» **Set exercise**: Would you write out the entries below, every one of them, exactly?

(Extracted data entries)

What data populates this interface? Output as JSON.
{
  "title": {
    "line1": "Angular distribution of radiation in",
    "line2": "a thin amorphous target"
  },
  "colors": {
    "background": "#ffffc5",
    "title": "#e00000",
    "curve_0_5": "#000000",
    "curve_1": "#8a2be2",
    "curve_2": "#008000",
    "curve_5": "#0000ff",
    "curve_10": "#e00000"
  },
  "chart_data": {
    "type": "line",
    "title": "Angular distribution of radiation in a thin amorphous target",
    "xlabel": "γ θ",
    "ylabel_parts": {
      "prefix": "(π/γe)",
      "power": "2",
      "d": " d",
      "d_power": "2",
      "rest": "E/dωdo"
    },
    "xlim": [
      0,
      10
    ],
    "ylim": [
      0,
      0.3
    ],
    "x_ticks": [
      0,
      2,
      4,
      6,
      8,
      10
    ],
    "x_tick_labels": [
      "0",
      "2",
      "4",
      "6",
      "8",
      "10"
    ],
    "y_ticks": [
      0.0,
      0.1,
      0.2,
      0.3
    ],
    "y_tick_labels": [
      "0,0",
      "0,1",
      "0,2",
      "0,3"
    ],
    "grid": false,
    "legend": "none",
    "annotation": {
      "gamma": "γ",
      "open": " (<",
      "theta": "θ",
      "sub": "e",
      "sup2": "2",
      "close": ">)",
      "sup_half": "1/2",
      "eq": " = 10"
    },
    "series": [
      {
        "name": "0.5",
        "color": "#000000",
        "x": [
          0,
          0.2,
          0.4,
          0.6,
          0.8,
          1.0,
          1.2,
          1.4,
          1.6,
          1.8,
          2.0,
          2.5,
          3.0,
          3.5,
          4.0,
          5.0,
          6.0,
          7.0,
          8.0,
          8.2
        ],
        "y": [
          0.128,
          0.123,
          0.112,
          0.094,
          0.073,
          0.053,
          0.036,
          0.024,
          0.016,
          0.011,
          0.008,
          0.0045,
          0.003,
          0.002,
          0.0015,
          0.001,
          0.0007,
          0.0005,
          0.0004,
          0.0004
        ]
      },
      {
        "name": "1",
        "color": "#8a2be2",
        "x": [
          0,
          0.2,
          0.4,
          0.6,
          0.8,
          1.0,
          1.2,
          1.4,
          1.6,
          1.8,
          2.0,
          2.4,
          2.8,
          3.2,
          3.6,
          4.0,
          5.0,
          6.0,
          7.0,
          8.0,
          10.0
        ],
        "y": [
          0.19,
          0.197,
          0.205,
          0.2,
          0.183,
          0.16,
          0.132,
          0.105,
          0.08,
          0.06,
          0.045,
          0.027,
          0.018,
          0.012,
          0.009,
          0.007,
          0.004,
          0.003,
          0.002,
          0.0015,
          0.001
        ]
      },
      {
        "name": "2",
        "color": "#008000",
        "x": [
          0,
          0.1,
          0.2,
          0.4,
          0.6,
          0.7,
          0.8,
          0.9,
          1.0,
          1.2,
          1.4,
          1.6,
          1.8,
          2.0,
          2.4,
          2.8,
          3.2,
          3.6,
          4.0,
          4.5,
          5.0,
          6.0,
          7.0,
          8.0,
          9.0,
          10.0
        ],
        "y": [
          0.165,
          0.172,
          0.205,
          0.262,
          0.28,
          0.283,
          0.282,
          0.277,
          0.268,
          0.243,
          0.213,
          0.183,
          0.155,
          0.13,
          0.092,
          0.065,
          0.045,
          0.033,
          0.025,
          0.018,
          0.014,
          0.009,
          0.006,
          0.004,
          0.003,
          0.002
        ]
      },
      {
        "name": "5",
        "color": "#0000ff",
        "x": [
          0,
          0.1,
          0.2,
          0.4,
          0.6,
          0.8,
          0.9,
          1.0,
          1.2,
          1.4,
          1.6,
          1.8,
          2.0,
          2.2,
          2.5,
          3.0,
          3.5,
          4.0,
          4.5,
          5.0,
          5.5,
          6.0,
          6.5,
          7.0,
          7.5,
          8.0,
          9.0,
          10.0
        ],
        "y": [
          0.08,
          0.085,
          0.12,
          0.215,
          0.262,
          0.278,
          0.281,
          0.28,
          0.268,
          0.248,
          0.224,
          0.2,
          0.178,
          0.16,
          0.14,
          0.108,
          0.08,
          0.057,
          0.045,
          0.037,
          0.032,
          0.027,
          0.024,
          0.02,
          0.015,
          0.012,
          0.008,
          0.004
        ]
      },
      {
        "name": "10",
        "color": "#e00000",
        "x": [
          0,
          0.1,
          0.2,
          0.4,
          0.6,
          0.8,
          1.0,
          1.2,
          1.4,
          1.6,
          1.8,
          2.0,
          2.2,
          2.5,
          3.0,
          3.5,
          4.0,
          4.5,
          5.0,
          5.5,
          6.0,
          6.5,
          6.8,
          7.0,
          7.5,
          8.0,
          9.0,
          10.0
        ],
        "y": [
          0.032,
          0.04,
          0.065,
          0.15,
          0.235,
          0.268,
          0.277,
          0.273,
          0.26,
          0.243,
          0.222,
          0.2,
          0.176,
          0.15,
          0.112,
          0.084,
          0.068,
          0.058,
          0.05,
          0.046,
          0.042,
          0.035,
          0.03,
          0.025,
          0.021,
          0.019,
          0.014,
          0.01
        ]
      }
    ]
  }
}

» **Task answer**:
What data populates this interface? Output as JSON.
{
  "title": {
    "line1": "Angular distribution of radiation in",
    "line2": "a thin amorphous target"
  },
  "colors": {
    "background": "#ffffc5",
    "title": "#e00000",
    "curve_0_5": "#000000",
    "curve_1": "#8a2be2",
    "curve_2": "#008000",
    "curve_5": "#0000ff",
    "curve_10": "#e00000"
  },
  "chart_data": {
    "type": "line",
    "title": "Angular distribution of radiation in a thin amorphous target",
    "xlabel": "γ θ",
    "ylabel_parts": {
      "prefix": "(π/γe)",
      "power": "2",
      "d": " d",
      "d_power": "2",
      "rest": "E/dωdo"
    },
    "xlim": [
      0,
      10
    ],
    "ylim": [
      0,
      0.3
    ],
    "x_ticks": [
      0,
      2,
      4,
      6,
      8,
      10
    ],
    "x_tick_labels": [
      "0",
      "2",
      "4",
      "6",
      "8",
      "10"
    ],
    "y_ticks": [
      0.0,
      0.1,
      0.2,
      0.3
    ],
    "y_tick_labels": [
      "0,0",
      "0,1",
      "0,2",
      "0,3"
    ],
    "grid": false,
    "legend": "none",
    "annotation": {
      "gamma": "γ",
      "open": " (<",
      "theta": "θ",
      "sub": "e",
      "sup2": "2",
      "close": ">)",
      "sup_half": "1/2",
      "eq": " = 10"
    },
    "series": [
      {
        "name": "0.5",
        "color": "#000000",
        "x": [
          0,
          0.2,
          0.4,
          0.6,
          0.8,
          1.0,
          1.2,
          1.4,
          1.6,
          1.8,
          2.0,
          2.5,
          3.0,
          3.5,
          4.0,
          5.0,
          6.0,
          7.0,
          8.0,
          8.2
        ],
        "y": [
          0.128,
          0.123,
          0.112,
          0.094,
          0.073,
          0.053,
          0.036,
          0.024,
          0.016,
          0.011,
          0.008,
          0.0045,
          0.003,
          0.002,
          0.0015,
          0.001,
          0.0007,
          0.0005,
          0.0004,
          0.0004
        ]
      },
      {
        "name": "1",
        "color": "#8a2be2",
        "x": [
          0,
          0.2,
          0.4,
          0.6,
          0.8,
          1.0,
          1.2,
          1.4,
          1.6,
          1.8,
          2.0,
          2.4,
          2.8,
          3.2,
          3.6,
          4.0,
          5.0,
          6.0,
          7.0,
          8.0,
          10.0
        ],
        "y": [
          0.19,
          0.197,
          0.205,
          0.2,
          0.183,
          0.16,
          0.132,
          0.105,
          0.08,
          0.06,
          0.045,
          0.027,
          0.018,
          0.012,
          0.009,
          0.007,
          0.004,
          0.003,
          0.002,
          0.0015,
          0.001
        ]
      },
      {
        "name": "2",
        "color": "#008000",
        "x": [
          0,
          0.1,
          0.2,
          0.4,
          0.6,
          0.7,
          0.8,
          0.9,
          1.0,
          1.2,
          1.4,
          1.6,
          1.8,
          2.0,
          2.4,
          2.8,
          3.2,
          3.6,
          4.0,
          4.5,
          5.0,
          6.0,
          7.0,
          8.0,
          9.0,
          10.0
        ],
        "y": [
          0.165,
          0.172,
          0.205,
          0.262,
          0.28,
          0.283,
          0.282,
          0.277,
          0.268,
          0.243,
          0.213,
          0.183,
          0.155,
          0.13,
          0.092,
          0.065,
          0.045,
          0.033,
          0.025,
          0.018,
          0.014,
          0.009,
          0.006,
          0.004,
          0.003,
          0.002
        ]
      },
      {
        "name": "5",
        "color": "#0000ff",
        "x": [
          0,
          0.1,
          0.2,
          0.4,
          0.6,
          0.8,
          0.9,
          1.0,
          1.2,
          1.4,
          1.6,
          1.8,
          2.0,
          2.2,
          2.5,
          3.0,
          3.5,
          4.0,
          4.5,
          5.0,
          5.5,
          6.0,
          6.5,
          7.0,
          7.5,
          8.0,
          9.0,
          10.0
        ],
        "y": [
          0.08,
          0.085,
          0.12,
          0.215,
          0.262,
          0.278,
          0.281,
          0.28,
          0.268,
          0.248,
          0.224,
          0.2,
          0.178,
          0.16,
          0.14,
          0.108,
          0.08,
          0.057,
          0.045,
          0.037,
          0.032,
          0.027,
          0.024,
          0.02,
          0.015,
          0.012,
          0.008,
          0.004
        ]
      },
      {
        "name": "10",
        "color": "#e00000",
        "x": [
          0,
          0.1,
          0.2,
          0.4,
          0.6,
          0.8,
          1.0,
          1.2,
          1.4,
          1.6,
          1.8,
          2.0,
          2.2,
          2.5,
          3.0,
          3.5,
          4.0,
          4.5,
          5.0,
          5.5,
          6.0,
          6.5,
          6.8,
          7.0,
          7.5,
          8.0,
          9.0,
          10.0
        ],
        "y": [
          0.032,
          0.04,
          0.065,
          0.15,
          0.235,
          0.268,
          0.277,
          0.273,
          0.26,
          0.243,
          0.222,
          0.2,
          0.176,
          0.15,
          0.112,
          0.084,
          0.068,
          0.058,
          0.05,
          0.046,
          0.042,
          0.035,
          0.03,
          0.025,
          0.021,
          0.019,
          0.014,
          0.01
        ]
      }
    ]
  }
}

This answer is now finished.